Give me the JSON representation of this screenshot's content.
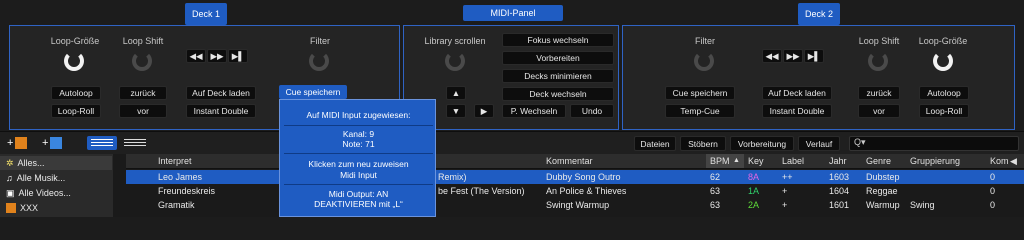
{
  "tabs": {
    "deck1": "Deck 1",
    "midi_panel": "MIDI-Panel",
    "deck2": "Deck 2"
  },
  "deck1": {
    "loop_size_label": "Loop-Größe",
    "loop_shift_label": "Loop Shift",
    "filter_label": "Filter",
    "autoloop": "Autoloop",
    "loop_roll": "Loop-Roll",
    "back": "zurück",
    "forward": "vor",
    "load_deck": "Auf Deck laden",
    "instant_double": "Instant Double",
    "cue_save": "Cue speichern",
    "transport": [
      "◀◀",
      "▶▶",
      "▶▌"
    ]
  },
  "library": {
    "scroll_label": "Library scrollen",
    "focus_switch": "Fokus wechseln",
    "prepare": "Vorbereiten",
    "minimize_decks": "Decks minimieren",
    "deck_switch": "Deck wechseln",
    "p_switch": "P. Wechseln",
    "and": "Undo",
    "arrows": [
      "▲",
      "◀",
      "▼",
      "▶"
    ]
  },
  "deck2": {
    "filter_label": "Filter",
    "loop_shift_label": "Loop Shift",
    "loop_size_label": "Loop-Größe",
    "cue_save": "Cue speichern",
    "temp_cue": "Temp-Cue",
    "load_deck": "Auf Deck laden",
    "instant_double": "Instant Double",
    "back": "zurück",
    "forward": "vor",
    "autoloop": "Autoloop",
    "loop_roll": "Loop-Roll",
    "transport": [
      "◀◀",
      "▶▶",
      "▶▌"
    ]
  },
  "popup": {
    "title": "Auf MIDI Input zugewiesen:",
    "channel": "Kanal: 9",
    "note": "Note: 71",
    "reassign_1": "Klicken zum neu zuweisen",
    "reassign_2": "Midi Input",
    "output_1": "Midi Output: AN",
    "output_2": "DEAKTIVIEREN mit „L“"
  },
  "toolbar": {
    "add1": "+",
    "add2": "+",
    "files": "Dateien",
    "browse": "Stöbern",
    "preparation": "Vorbereitung",
    "history": "Verlauf",
    "search_placeholder": "Q▾"
  },
  "sidebar": {
    "items": [
      {
        "label": "Alles...",
        "icon": "star-icon"
      },
      {
        "label": "Alle Musik...",
        "icon": "music-icon"
      },
      {
        "label": "Alle Videos...",
        "icon": "video-icon"
      },
      {
        "label": "XXX",
        "icon": "crate-icon"
      }
    ]
  },
  "table": {
    "columns": [
      "Interpret",
      "",
      "Kommentar",
      "BPM",
      "Key",
      "Label",
      "Jahr",
      "Genre",
      "Gruppierung",
      "Kom"
    ],
    "sort_indicator": "▲",
    "rows": [
      {
        "artist": "Leo James",
        "title": "Remix)",
        "comment": "Dubby Song Outro",
        "bpm": "62",
        "key": "8A",
        "label": "++",
        "year": "1603",
        "genre": "Dubstep",
        "group": "",
        "kom": "0"
      },
      {
        "artist": "Freundeskreis",
        "title": "be Fest (The Version)",
        "comment": "An Police & Thieves",
        "bpm": "63",
        "key": "1A",
        "label": "+",
        "year": "1604",
        "genre": "Reggae",
        "group": "",
        "kom": "0"
      },
      {
        "artist": "Gramatik",
        "title": "",
        "comment": "Swingt Warmup",
        "bpm": "63",
        "key": "2A",
        "label": "+",
        "year": "1601",
        "genre": "Warmup",
        "group": "Swing",
        "kom": "0"
      }
    ]
  },
  "colors": {
    "accent": "#1f5cc2",
    "key_8a": "#d14fd1",
    "key_1a": "#2fd16b",
    "key_2a": "#4fd12f",
    "selected_row": "#1f5cc2"
  }
}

**Objective:** Set down every entry word for word, but omit the pictures.

**Expected output:**
Give me the JSON representation of this screenshot's content.
{
  "tabs": {
    "deck1": "Deck 1",
    "midi_panel": "MIDI-Panel",
    "deck2": "Deck 2"
  },
  "deck1": {
    "loop_size_label": "Loop-Größe",
    "loop_shift_label": "Loop Shift",
    "filter_label": "Filter",
    "autoloop": "Autoloop",
    "loop_roll": "Loop-Roll",
    "back": "zurück",
    "forward": "vor",
    "load_deck": "Auf Deck laden",
    "instant_double": "Instant Double",
    "cue_save": "Cue speichern",
    "transport": [
      "◀◀",
      "▶▶",
      "▶▌"
    ]
  },
  "library": {
    "scroll_label": "Library scrollen",
    "focus_switch": "Fokus wechseln",
    "prepare": "Vorbereiten",
    "minimize_decks": "Decks minimieren",
    "deck_switch": "Deck wechseln",
    "p_switch": "P. Wechseln",
    "and": "Undo",
    "arrows": [
      "▲",
      "◀",
      "▼",
      "▶"
    ]
  },
  "deck2": {
    "filter_label": "Filter",
    "loop_shift_label": "Loop Shift",
    "loop_size_label": "Loop-Größe",
    "cue_save": "Cue speichern",
    "temp_cue": "Temp-Cue",
    "load_deck": "Auf Deck laden",
    "instant_double": "Instant Double",
    "back": "zurück",
    "forward": "vor",
    "autoloop": "Autoloop",
    "loop_roll": "Loop-Roll",
    "transport": [
      "◀◀",
      "▶▶",
      "▶▌"
    ]
  },
  "popup": {
    "title": "Auf MIDI Input zugewiesen:",
    "channel": "Kanal: 9",
    "note": "Note: 71",
    "reassign_1": "Klicken zum neu zuweisen",
    "reassign_2": "Midi Input",
    "output_1": "Midi Output: AN",
    "output_2": "DEAKTIVIEREN mit „L“"
  },
  "toolbar": {
    "add1": "+",
    "add2": "+",
    "files": "Dateien",
    "browse": "Stöbern",
    "preparation": "Vorbereitung",
    "history": "Verlauf",
    "search_placeholder": "Q▾"
  },
  "sidebar": {
    "items": [
      {
        "label": "Alles...",
        "icon": "star-icon"
      },
      {
        "label": "Alle Musik...",
        "icon": "music-icon"
      },
      {
        "label": "Alle Videos...",
        "icon": "video-icon"
      },
      {
        "label": "XXX",
        "icon": "crate-icon"
      }
    ]
  },
  "table": {
    "columns": [
      "Interpret",
      "",
      "Kommentar",
      "BPM",
      "Key",
      "Label",
      "Jahr",
      "Genre",
      "Gruppierung",
      "Kom"
    ],
    "sort_indicator": "▲",
    "rows": [
      {
        "artist": "Leo James",
        "title": "Remix)",
        "comment": "Dubby Song Outro",
        "bpm": "62",
        "key": "8A",
        "label": "++",
        "year": "1603",
        "genre": "Dubstep",
        "group": "",
        "kom": "0"
      },
      {
        "artist": "Freundeskreis",
        "title": "be Fest (The Version)",
        "comment": "An Police & Thieves",
        "bpm": "63",
        "key": "1A",
        "label": "+",
        "year": "1604",
        "genre": "Reggae",
        "group": "",
        "kom": "0"
      },
      {
        "artist": "Gramatik",
        "title": "",
        "comment": "Swingt Warmup",
        "bpm": "63",
        "key": "2A",
        "label": "+",
        "year": "1601",
        "genre": "Warmup",
        "group": "Swing",
        "kom": "0"
      }
    ]
  },
  "colors": {
    "accent": "#1f5cc2",
    "key_8a": "#d14fd1",
    "key_1a": "#2fd16b",
    "key_2a": "#4fd12f",
    "selected_row": "#1f5cc2"
  }
}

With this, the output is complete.